» REQUIRED WORK
Within the material below, find each line bearing the word "waist" and present it.

----------------

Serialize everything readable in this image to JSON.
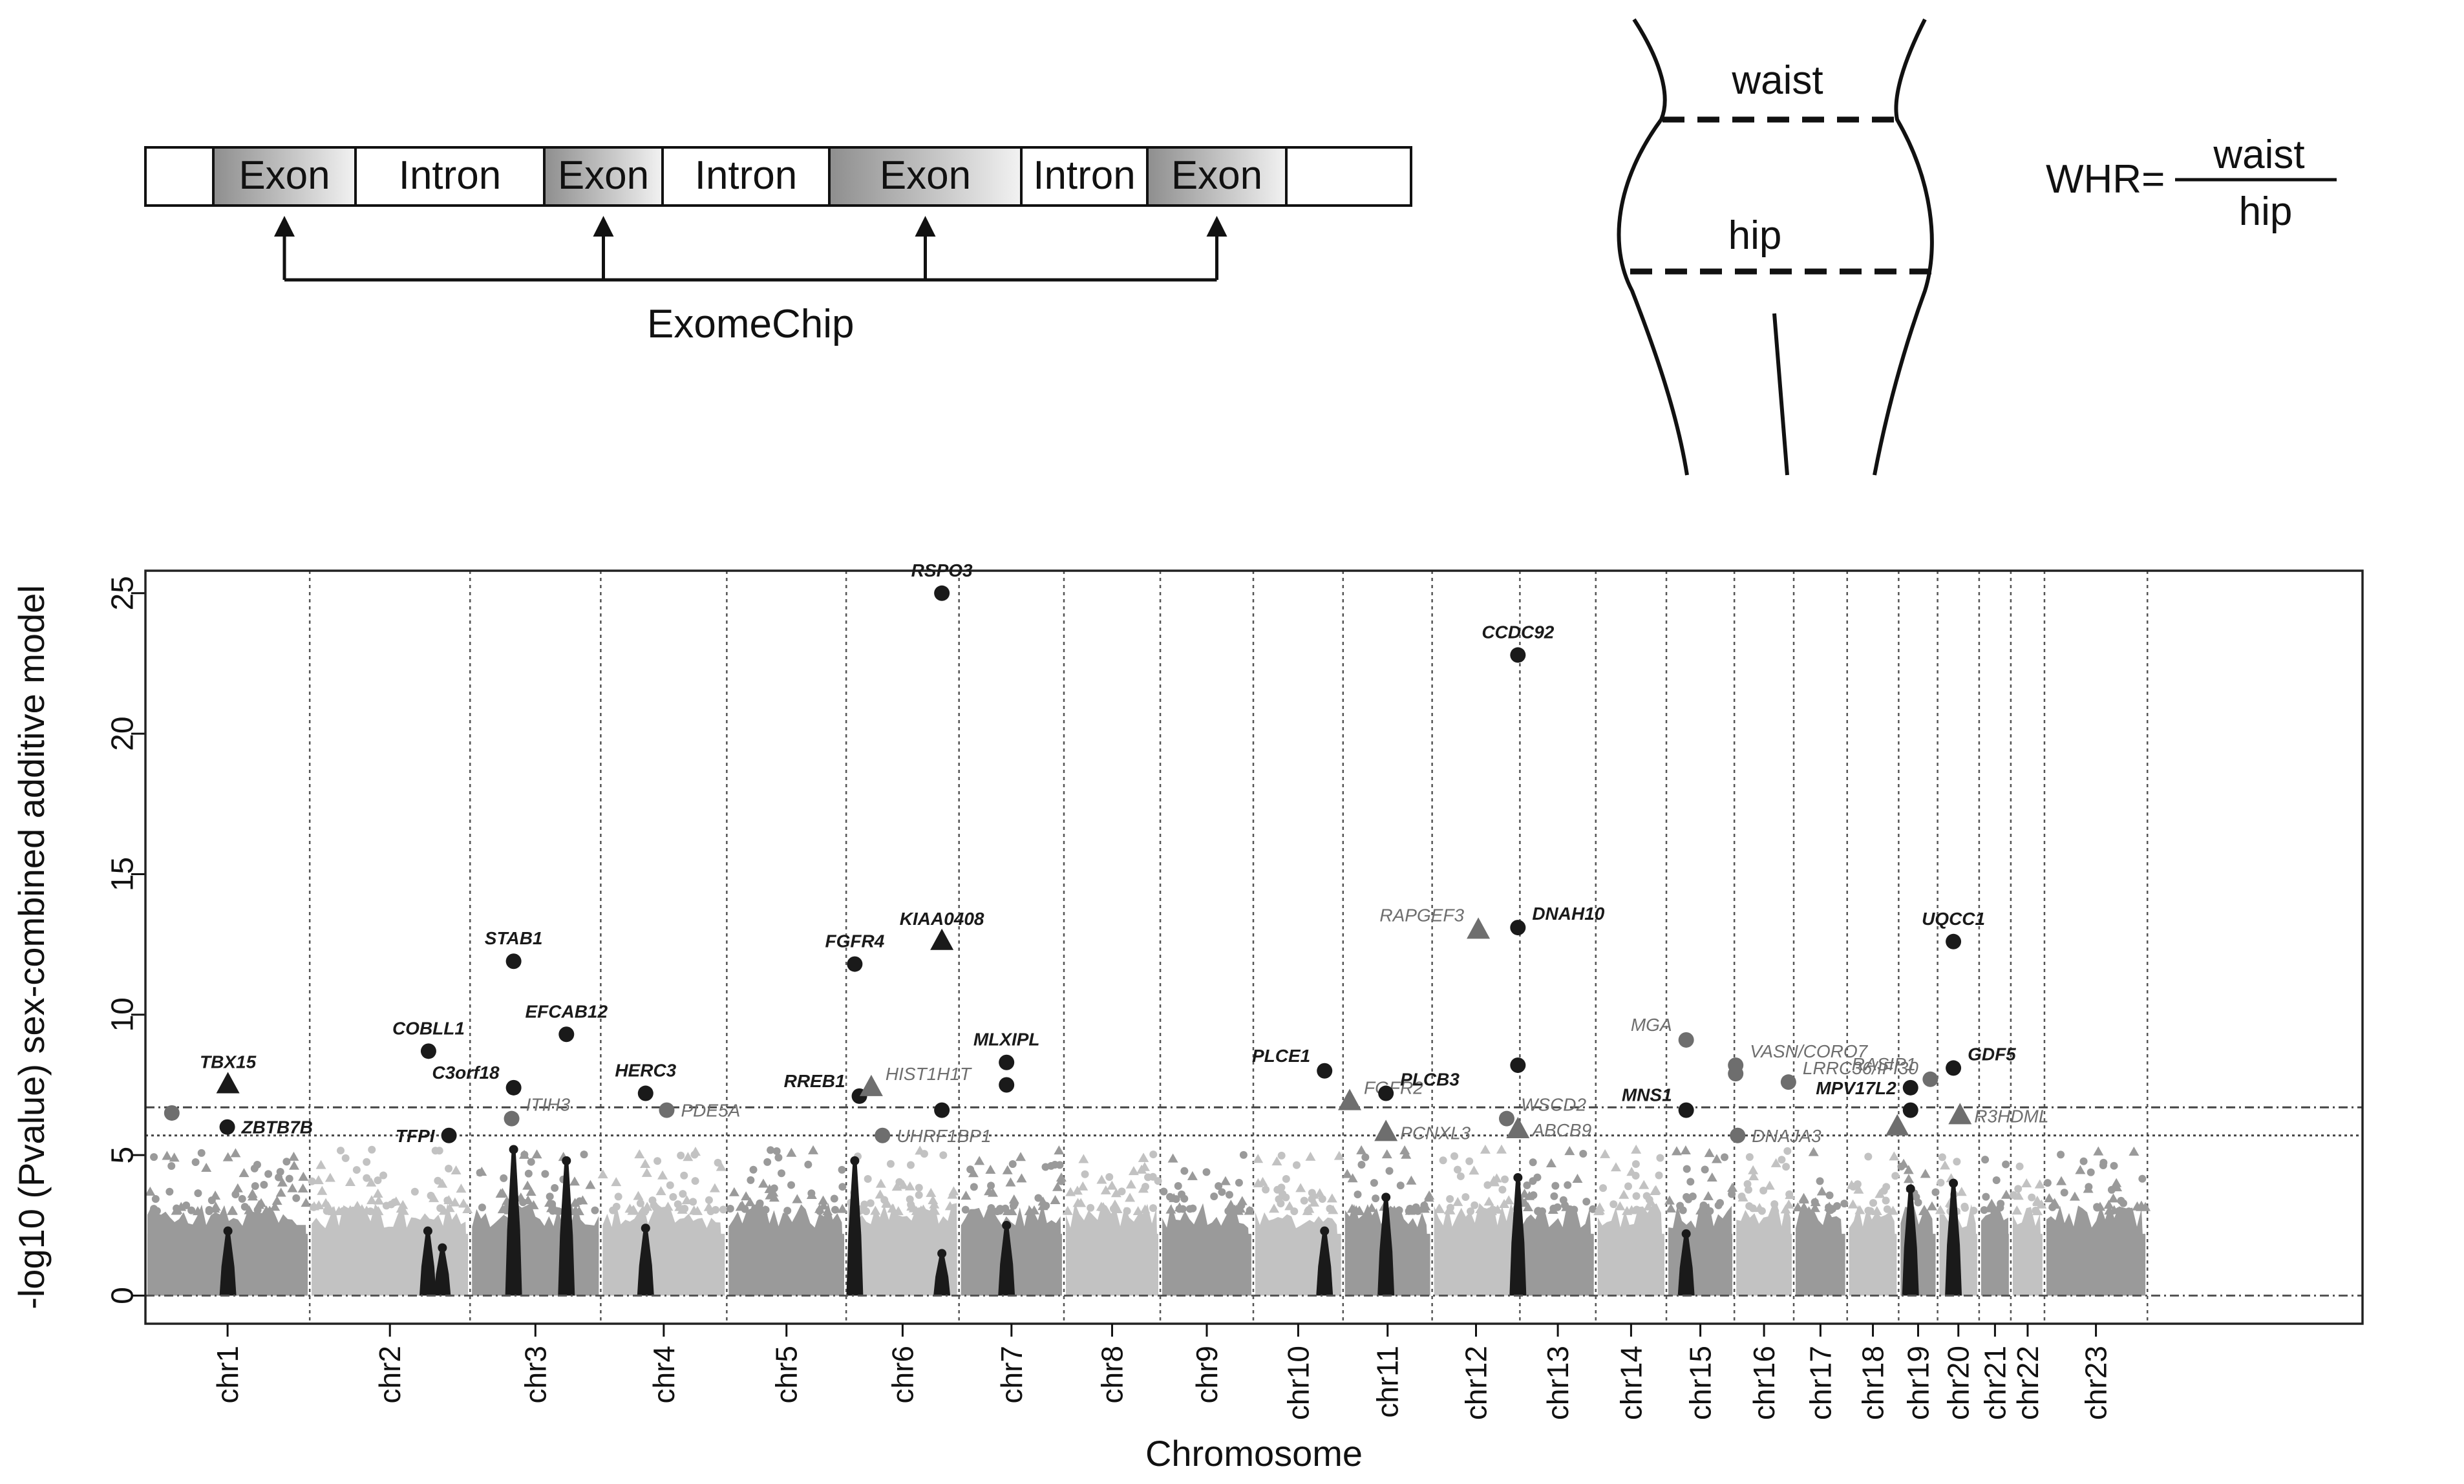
{
  "gene_diagram": {
    "segments": [
      {
        "type": "flank",
        "label": ""
      },
      {
        "type": "exon",
        "label": "Exon"
      },
      {
        "type": "intron",
        "label": "Intron"
      },
      {
        "type": "exon",
        "label": "Exon"
      },
      {
        "type": "intron",
        "label": "Intron"
      },
      {
        "type": "exon",
        "label": "Exon"
      },
      {
        "type": "intron",
        "label": "Intron"
      },
      {
        "type": "exon",
        "label": "Exon"
      },
      {
        "type": "flank",
        "label": ""
      }
    ],
    "chip_label": "ExomeChip"
  },
  "body_diagram": {
    "waist_label": "waist",
    "hip_label": "hip",
    "formula_lhs": "WHR=",
    "formula_numerator": "waist",
    "formula_denominator": "hip"
  },
  "chart_data": {
    "type": "scatter",
    "subtype": "manhattan",
    "title": "",
    "xlabel": "Chromosome",
    "ylabel": "-log10 (Pvalue) sex-combined additive model",
    "ylim": [
      -1,
      25.8
    ],
    "yticks": [
      0,
      5,
      10,
      15,
      20,
      25
    ],
    "xlim": [
      0,
      3360
    ],
    "thresholds": [
      6.7,
      5.7
    ],
    "colors": {
      "dark": "#1a1a1a",
      "grey": "#6e6e6e",
      "bg_dark": "#9a9a9a",
      "bg_light": "#c2c2c2"
    },
    "chromosomes": [
      {
        "name": "chr1",
        "start": 0,
        "end": 249
      },
      {
        "name": "chr2",
        "start": 249,
        "end": 492
      },
      {
        "name": "chr3",
        "start": 492,
        "end": 690
      },
      {
        "name": "chr4",
        "start": 690,
        "end": 881
      },
      {
        "name": "chr5",
        "start": 881,
        "end": 1062
      },
      {
        "name": "chr6",
        "start": 1062,
        "end": 1233
      },
      {
        "name": "chr7",
        "start": 1233,
        "end": 1392
      },
      {
        "name": "chr8",
        "start": 1392,
        "end": 1538
      },
      {
        "name": "chr9",
        "start": 1538,
        "end": 1679
      },
      {
        "name": "chr10",
        "start": 1679,
        "end": 1815
      },
      {
        "name": "chr11",
        "start": 1815,
        "end": 1950
      },
      {
        "name": "chr12",
        "start": 1950,
        "end": 2083
      },
      {
        "name": "chr13",
        "start": 2083,
        "end": 2198
      },
      {
        "name": "chr14",
        "start": 2198,
        "end": 2305
      },
      {
        "name": "chr15",
        "start": 2305,
        "end": 2408
      },
      {
        "name": "chr16",
        "start": 2408,
        "end": 2498
      },
      {
        "name": "chr17",
        "start": 2498,
        "end": 2579
      },
      {
        "name": "chr18",
        "start": 2579,
        "end": 2657
      },
      {
        "name": "chr19",
        "start": 2657,
        "end": 2716
      },
      {
        "name": "chr20",
        "start": 2716,
        "end": 2779
      },
      {
        "name": "chr21",
        "start": 2779,
        "end": 2827
      },
      {
        "name": "chr22",
        "start": 2827,
        "end": 2878
      },
      {
        "name": "chr23",
        "start": 2878,
        "end": 3034
      }
    ],
    "points": [
      {
        "gene": "TBX15",
        "x": 125,
        "y": 7.5,
        "shape": "triangle",
        "tone": "dark",
        "label_pos": "above"
      },
      {
        "gene": "ZBTB7B",
        "x": 124,
        "y": 6.0,
        "shape": "circle",
        "tone": "dark",
        "label_pos": "right"
      },
      {
        "gene": "",
        "x": 40,
        "y": 6.5,
        "shape": "circle",
        "tone": "grey",
        "label_pos": "none"
      },
      {
        "gene": "COBLL1",
        "x": 429,
        "y": 8.7,
        "shape": "circle",
        "tone": "dark",
        "label_pos": "above"
      },
      {
        "gene": "TFPI",
        "x": 460,
        "y": 5.7,
        "shape": "circle",
        "tone": "dark",
        "label_pos": "left"
      },
      {
        "gene": "STAB1",
        "x": 558,
        "y": 11.9,
        "shape": "circle",
        "tone": "dark",
        "label_pos": "above"
      },
      {
        "gene": "C3orf18",
        "x": 558,
        "y": 7.4,
        "shape": "circle",
        "tone": "dark",
        "label_pos": "left-up"
      },
      {
        "gene": "ITIH3",
        "x": 555,
        "y": 6.3,
        "shape": "circle",
        "tone": "grey",
        "label_pos": "right-up"
      },
      {
        "gene": "EFCAB12",
        "x": 638,
        "y": 9.3,
        "shape": "circle",
        "tone": "dark",
        "label_pos": "above"
      },
      {
        "gene": "HERC3",
        "x": 758,
        "y": 7.2,
        "shape": "circle",
        "tone": "dark",
        "label_pos": "above"
      },
      {
        "gene": "PDE5A",
        "x": 790,
        "y": 6.6,
        "shape": "circle",
        "tone": "grey",
        "label_pos": "right"
      },
      {
        "gene": "RREB1",
        "x": 1082,
        "y": 7.1,
        "shape": "circle",
        "tone": "dark",
        "label_pos": "left-up"
      },
      {
        "gene": "HIST1H1T",
        "x": 1100,
        "y": 7.4,
        "shape": "triangle",
        "tone": "grey",
        "label_pos": "right-up"
      },
      {
        "gene": "UHRF1BP1",
        "x": 1117,
        "y": 5.7,
        "shape": "circle",
        "tone": "grey",
        "label_pos": "right"
      },
      {
        "gene": "FGFR4",
        "x": 1075,
        "y": 11.8,
        "shape": "circle",
        "tone": "dark",
        "label_pos": "above"
      },
      {
        "gene": "RSPO3",
        "x": 1207,
        "y": 25.0,
        "shape": "circle",
        "tone": "dark",
        "label_pos": "above"
      },
      {
        "gene": "KIAA0408",
        "x": 1207,
        "y": 12.6,
        "shape": "triangle",
        "tone": "dark",
        "label_pos": "above"
      },
      {
        "gene": "",
        "x": 1207,
        "y": 6.6,
        "shape": "circle",
        "tone": "dark",
        "label_pos": "none"
      },
      {
        "gene": "MLXIPL",
        "x": 1305,
        "y": 8.3,
        "shape": "circle",
        "tone": "dark",
        "label_pos": "above"
      },
      {
        "gene": "",
        "x": 1305,
        "y": 7.5,
        "shape": "circle",
        "tone": "dark",
        "label_pos": "none"
      },
      {
        "gene": "PLCE1",
        "x": 1787,
        "y": 8.0,
        "shape": "circle",
        "tone": "dark",
        "label_pos": "left-up"
      },
      {
        "gene": "FGFR2",
        "x": 1825,
        "y": 6.9,
        "shape": "triangle",
        "tone": "grey",
        "label_pos": "right-up"
      },
      {
        "gene": "PLCB3",
        "x": 1880,
        "y": 7.2,
        "shape": "circle",
        "tone": "dark",
        "label_pos": "right-up"
      },
      {
        "gene": "PCNXL3",
        "x": 1880,
        "y": 5.8,
        "shape": "triangle",
        "tone": "grey",
        "label_pos": "right"
      },
      {
        "gene": "RAPGEF3",
        "x": 2020,
        "y": 13.0,
        "shape": "triangle",
        "tone": "grey",
        "label_pos": "left-up"
      },
      {
        "gene": "CCDC92",
        "x": 2080,
        "y": 22.8,
        "shape": "circle",
        "tone": "dark",
        "label_pos": "above"
      },
      {
        "gene": "DNAH10",
        "x": 2080,
        "y": 13.1,
        "shape": "circle",
        "tone": "dark",
        "label_pos": "right-up"
      },
      {
        "gene": "",
        "x": 2080,
        "y": 8.2,
        "shape": "circle",
        "tone": "dark",
        "label_pos": "none"
      },
      {
        "gene": "WSCD2",
        "x": 2063,
        "y": 6.3,
        "shape": "circle",
        "tone": "grey",
        "label_pos": "right-up"
      },
      {
        "gene": "ABCB9",
        "x": 2080,
        "y": 5.9,
        "shape": "triangle",
        "tone": "grey",
        "label_pos": "right"
      },
      {
        "gene": "MGA",
        "x": 2335,
        "y": 9.1,
        "shape": "circle",
        "tone": "grey",
        "label_pos": "left-up"
      },
      {
        "gene": "MNS1",
        "x": 2335,
        "y": 6.6,
        "shape": "circle",
        "tone": "dark",
        "label_pos": "left-up"
      },
      {
        "gene": "VASN/CORO7",
        "x": 2410,
        "y": 8.2,
        "shape": "circle",
        "tone": "grey",
        "label_pos": "right-up"
      },
      {
        "gene": "",
        "x": 2410,
        "y": 7.9,
        "shape": "circle",
        "tone": "grey",
        "label_pos": "none"
      },
      {
        "gene": "DNAJA3",
        "x": 2413,
        "y": 5.7,
        "shape": "circle",
        "tone": "grey",
        "label_pos": "right"
      },
      {
        "gene": "LRRC36/IFI30",
        "x": 2490,
        "y": 7.6,
        "shape": "circle",
        "tone": "grey",
        "label_pos": "right-up"
      },
      {
        "gene": "MPV17L2",
        "x": 2675,
        "y": 7.4,
        "shape": "circle",
        "tone": "dark",
        "label_pos": "left"
      },
      {
        "gene": "",
        "x": 2675,
        "y": 6.6,
        "shape": "circle",
        "tone": "dark",
        "label_pos": "none"
      },
      {
        "gene": "",
        "x": 2655,
        "y": 6.0,
        "shape": "triangle",
        "tone": "grey",
        "label_pos": "none"
      },
      {
        "gene": "RASIP1",
        "x": 2705,
        "y": 7.7,
        "shape": "circle",
        "tone": "grey",
        "label_pos": "left-up"
      },
      {
        "gene": "UQCC1",
        "x": 2740,
        "y": 12.6,
        "shape": "circle",
        "tone": "dark",
        "label_pos": "above"
      },
      {
        "gene": "GDF5",
        "x": 2740,
        "y": 8.1,
        "shape": "circle",
        "tone": "dark",
        "label_pos": "right-up"
      },
      {
        "gene": "R3HDML",
        "x": 2750,
        "y": 6.4,
        "shape": "triangle",
        "tone": "grey",
        "label_pos": "right"
      }
    ],
    "signal_peaks": [
      {
        "x": 125,
        "y": 2.3
      },
      {
        "x": 428,
        "y": 2.3
      },
      {
        "x": 450,
        "y": 1.7
      },
      {
        "x": 558,
        "y": 5.2
      },
      {
        "x": 638,
        "y": 4.8
      },
      {
        "x": 758,
        "y": 2.4
      },
      {
        "x": 1075,
        "y": 4.8
      },
      {
        "x": 1207,
        "y": 1.5
      },
      {
        "x": 1305,
        "y": 2.5
      },
      {
        "x": 1787,
        "y": 2.3
      },
      {
        "x": 1880,
        "y": 3.5
      },
      {
        "x": 2080,
        "y": 4.2
      },
      {
        "x": 2335,
        "y": 2.2
      },
      {
        "x": 2675,
        "y": 3.8
      },
      {
        "x": 2740,
        "y": 4.0
      }
    ]
  }
}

----------------

» COMPLETE OUTPUT
    "waist_label": "waist",
    "formula_numerator": "waist",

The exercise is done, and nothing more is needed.